--- Extracted records ---

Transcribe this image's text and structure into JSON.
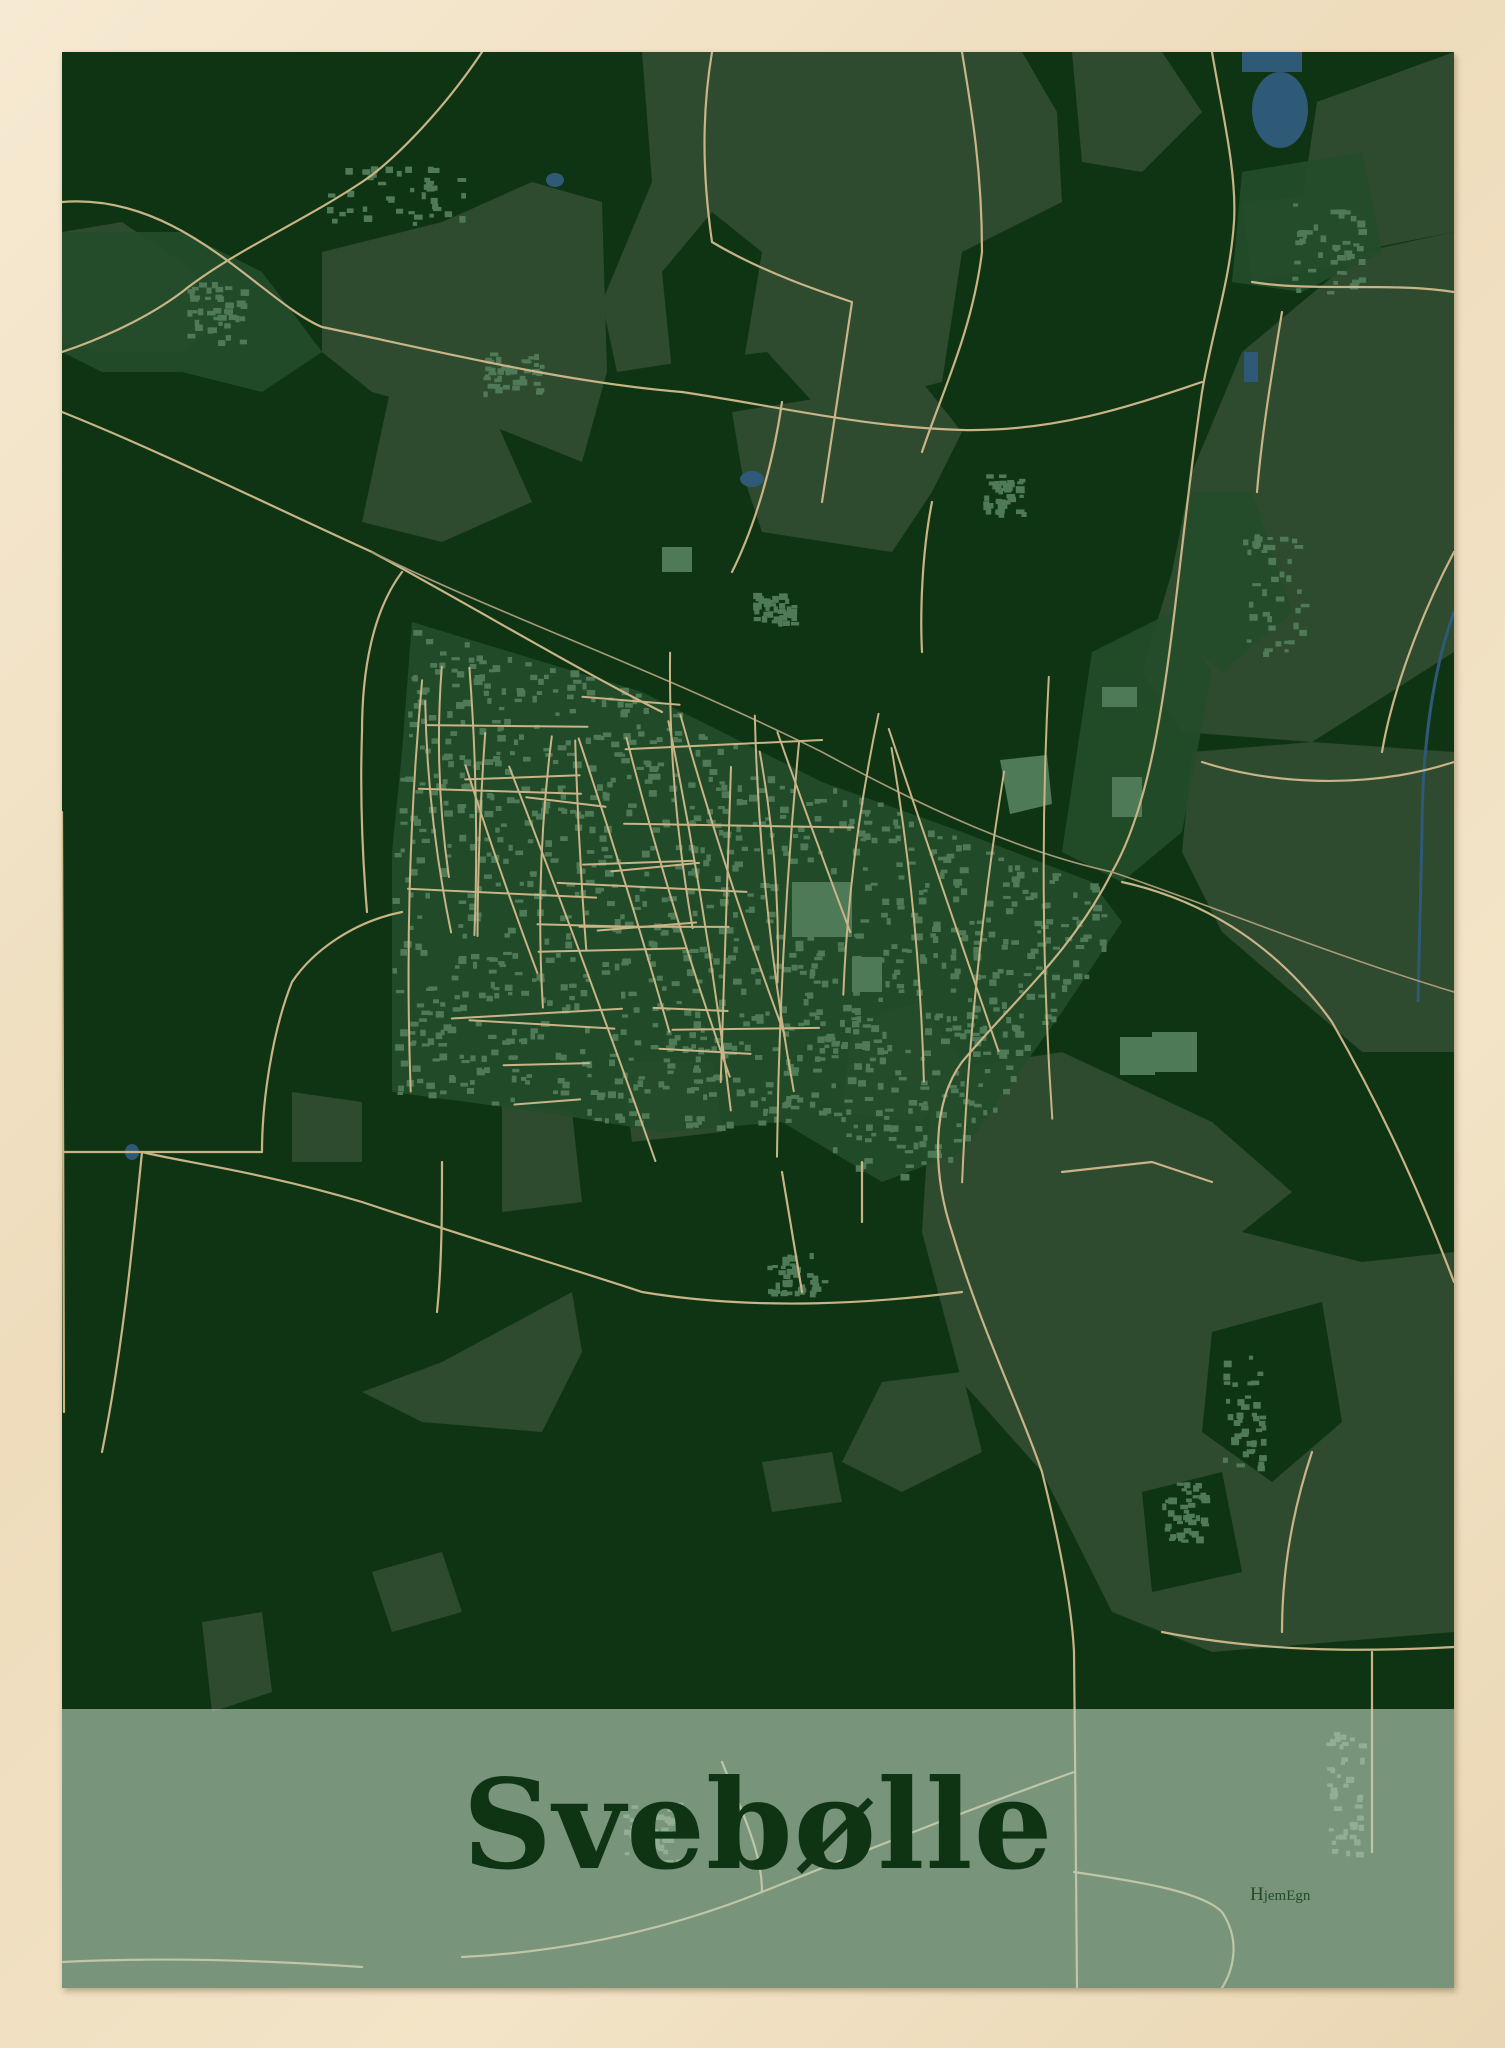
{
  "poster": {
    "title": "Svebølle",
    "brand": "HjemEgn"
  },
  "colors": {
    "frame": "#f1e3c8",
    "background": "#0f3414",
    "fields": "#2e4a2f",
    "buildings": "#4f7a57",
    "roads": "#c8b487",
    "water": "#2e5a78",
    "title_band": "#b9cfbb",
    "title_text": "#0f3414"
  },
  "icons": [
    "town-map"
  ]
}
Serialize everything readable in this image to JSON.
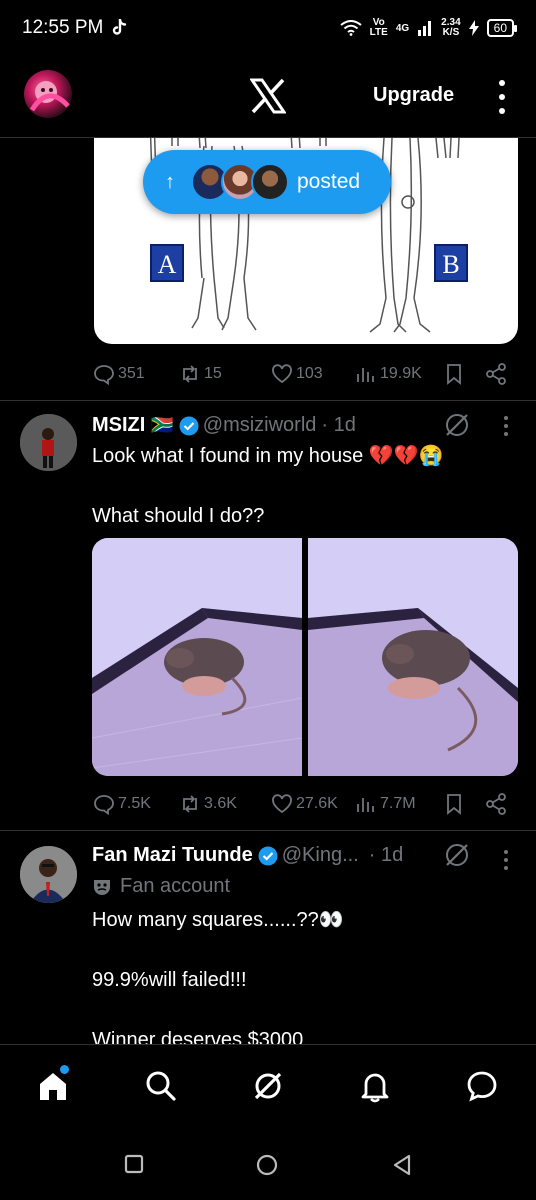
{
  "status_bar": {
    "time": "12:55 PM",
    "network_top": "Vo",
    "network_bottom": "LTE",
    "network_type": "4G",
    "speed_top": "2.34",
    "speed_bottom": "K/S",
    "battery": "60"
  },
  "header": {
    "upgrade_label": "Upgrade"
  },
  "posted_pill": {
    "label": "posted"
  },
  "tweet1": {
    "image_labels": [
      "A",
      "B"
    ],
    "stats": {
      "replies": "351",
      "reposts": "15",
      "likes": "103",
      "views": "19.9K"
    }
  },
  "tweet2": {
    "name": "MSIZI",
    "flag": "🇿🇦",
    "handle": "@msiziworld",
    "time": "· 1d",
    "text_line1": "Look what I found in my house 💔💔😭",
    "text_line2": "What should I do??",
    "stats": {
      "replies": "7.5K",
      "reposts": "3.6K",
      "likes": "27.6K",
      "views": "7.7M"
    }
  },
  "tweet3": {
    "name": "Fan Mazi Tuunde",
    "handle": "@King...",
    "time": "· 1d",
    "badge_label": "Fan account",
    "text_line1": "How many squares......??👀",
    "text_line2": "99.9%will failed!!!",
    "text_line3": "Winner deserves $3000"
  },
  "colors": {
    "accent": "#1d9bf0",
    "muted": "#71767b",
    "background": "#000000",
    "divider": "#2f3336"
  },
  "icons": [
    "x-logo",
    "reply-icon",
    "repost-icon",
    "like-icon",
    "views-icon",
    "bookmark-icon",
    "share-icon",
    "grok-icon",
    "home-icon",
    "search-icon",
    "notifications-icon",
    "messages-icon"
  ]
}
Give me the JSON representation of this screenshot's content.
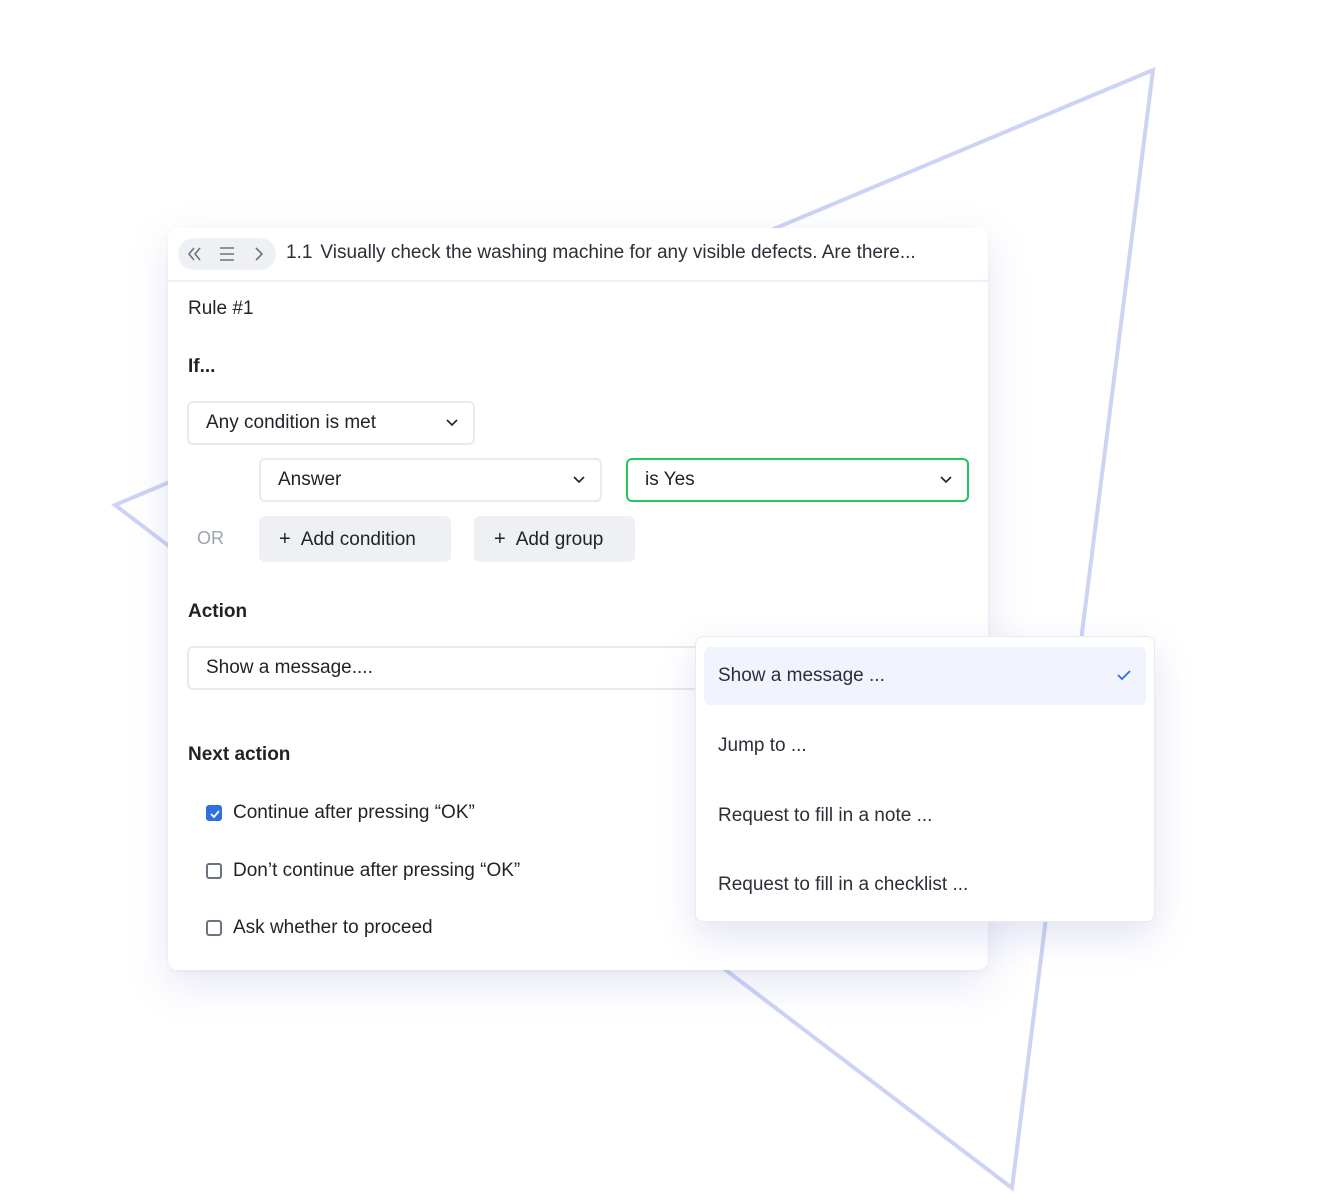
{
  "header": {
    "question_number": "1.1",
    "question_text": "Visually check the washing machine for any visible defects. Are there...",
    "nav_icons": [
      "double-chevron-left-icon",
      "menu-icon",
      "chevron-right-icon"
    ]
  },
  "rule": {
    "title": "Rule #1",
    "if_label": "If...",
    "match_mode": "Any condition is met",
    "condition": {
      "field": "Answer",
      "operator": "is Yes"
    },
    "connector": "OR",
    "add_condition": "Add condition",
    "add_group": "Add group"
  },
  "action": {
    "label": "Action",
    "selected": "Show a message...."
  },
  "next_action": {
    "label": "Next action",
    "options": [
      {
        "label": "Continue after pressing “OK”",
        "checked": true
      },
      {
        "label": "Don’t continue after pressing “OK”",
        "checked": false
      },
      {
        "label": "Ask whether to proceed",
        "checked": false
      }
    ]
  },
  "action_dropdown": {
    "items": [
      {
        "label": "Show a message ...",
        "selected": true
      },
      {
        "label": "Jump to ..."
      },
      {
        "label": "Request to fill in a note ..."
      },
      {
        "label": "Request to fill in a checklist ..."
      }
    ]
  },
  "colors": {
    "accent": "#2f6fde",
    "success_border": "#22c55e",
    "decor_stroke": "#cdd3f5"
  }
}
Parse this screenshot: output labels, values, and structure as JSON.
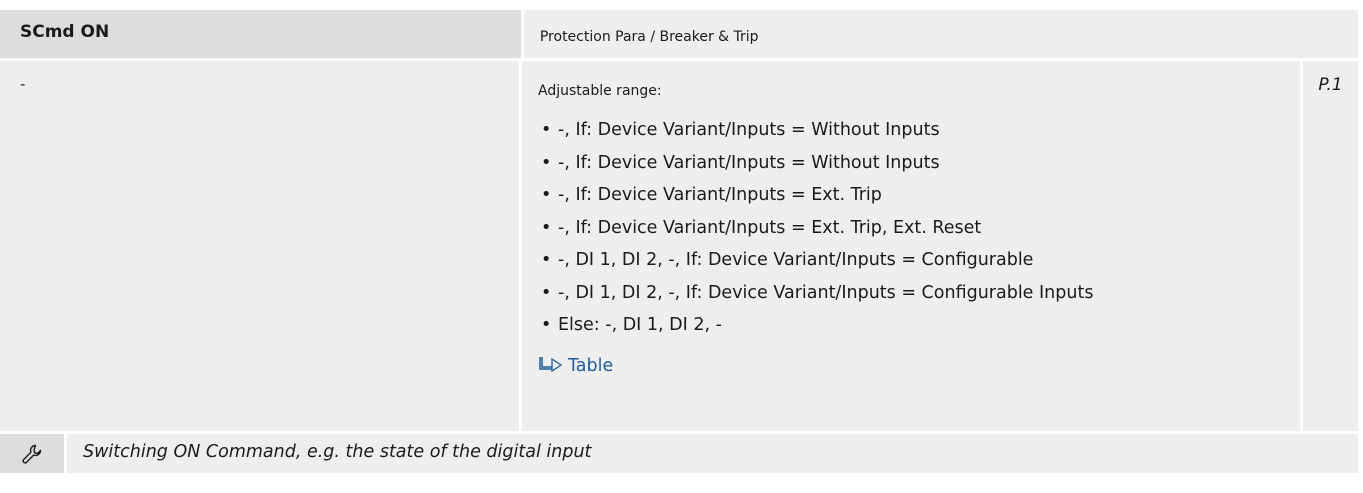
{
  "parameter": {
    "name": "SCmd ON",
    "path": "Protection Para / Breaker & Trip",
    "default_value": "-",
    "access_level": "P.1"
  },
  "range": {
    "title": "Adjustable range:",
    "items": [
      "-, If: Device Variant/Inputs = Without Inputs",
      "-, If: Device Variant/Inputs = Without Inputs",
      "-, If: Device Variant/Inputs = Ext. Trip",
      "-, If: Device Variant/Inputs = Ext. Trip, Ext. Reset",
      "-, DI 1, DI 2, -, If: Device Variant/Inputs = Configurable",
      "-, DI 1, DI 2, -, If: Device Variant/Inputs = Configurable Inputs",
      "Else:  -, DI 1, DI 2, -"
    ],
    "bullet": "•",
    "link_label": "Table",
    "link_icon": "table-reference-arrow-icon"
  },
  "description": {
    "icon": "wrench-icon",
    "text": "Switching ON Command, e.g. the state of the digital input"
  },
  "colors": {
    "header_dark": "#dddddd",
    "cell_light": "#eeeeee",
    "link": "#1f5d9a"
  }
}
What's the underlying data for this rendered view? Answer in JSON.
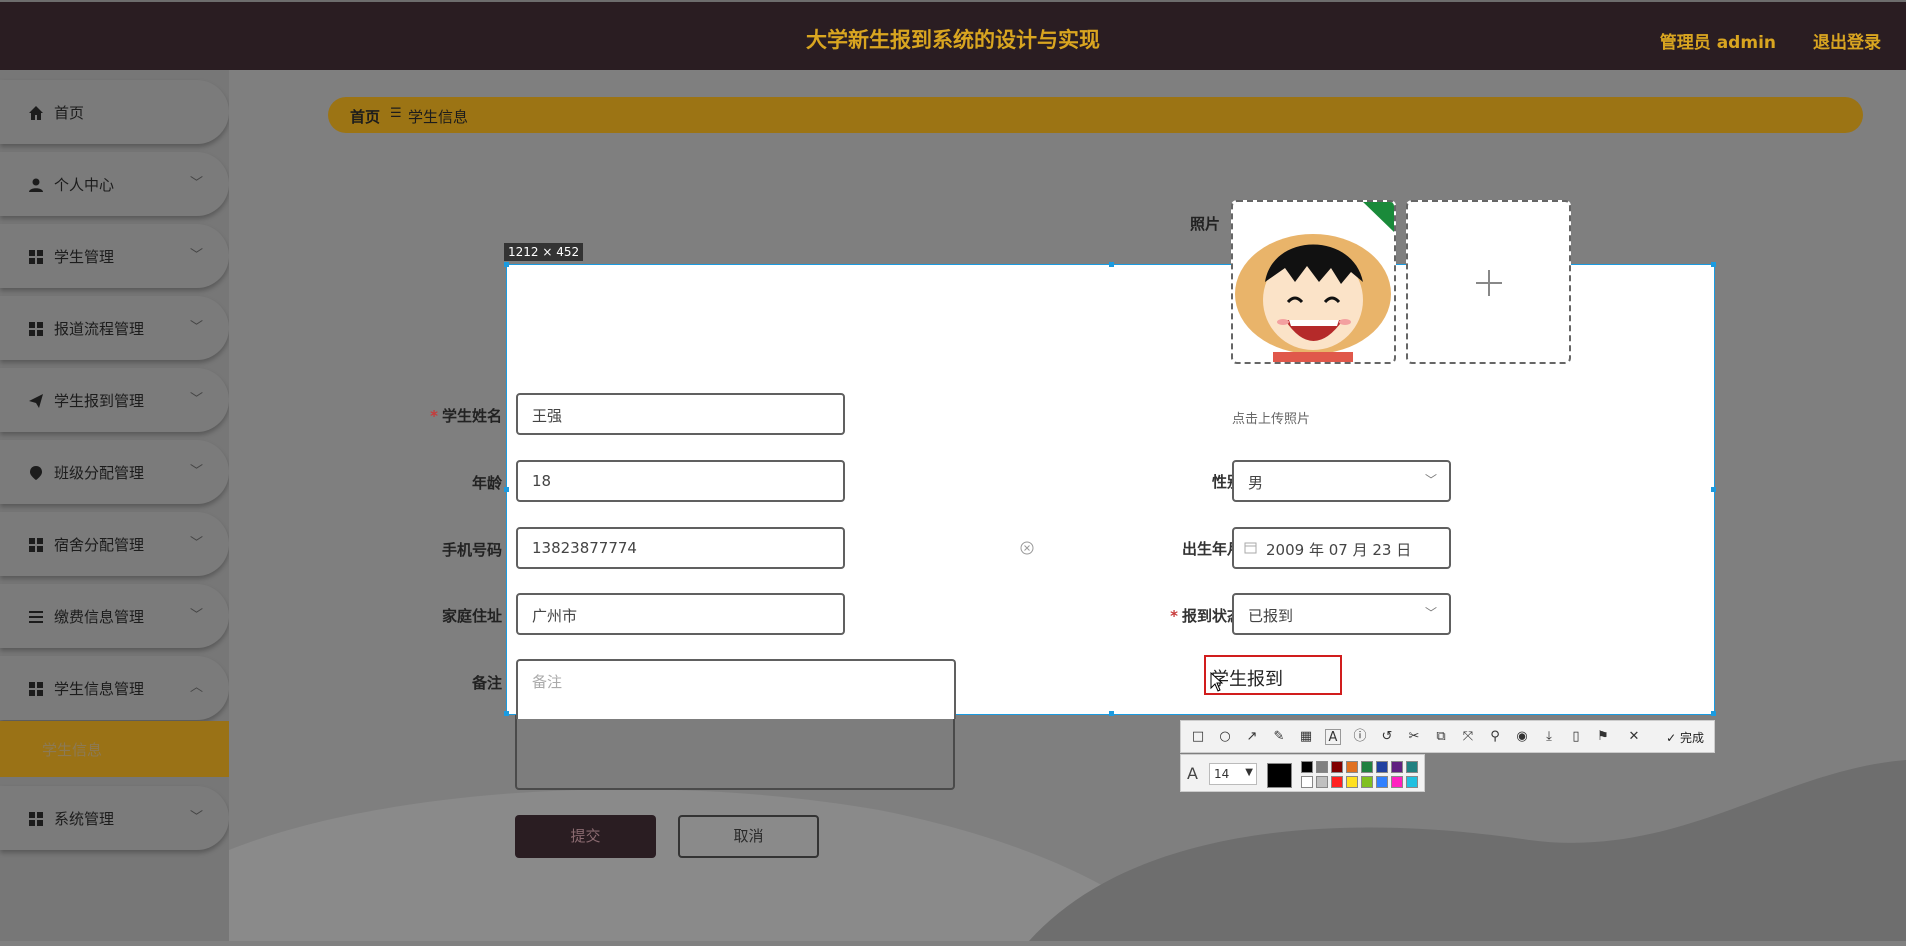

---

_Stated exercise_: Scan the records above, count the lines with "Request" in them, and give only the number.

_Result for this task_: 2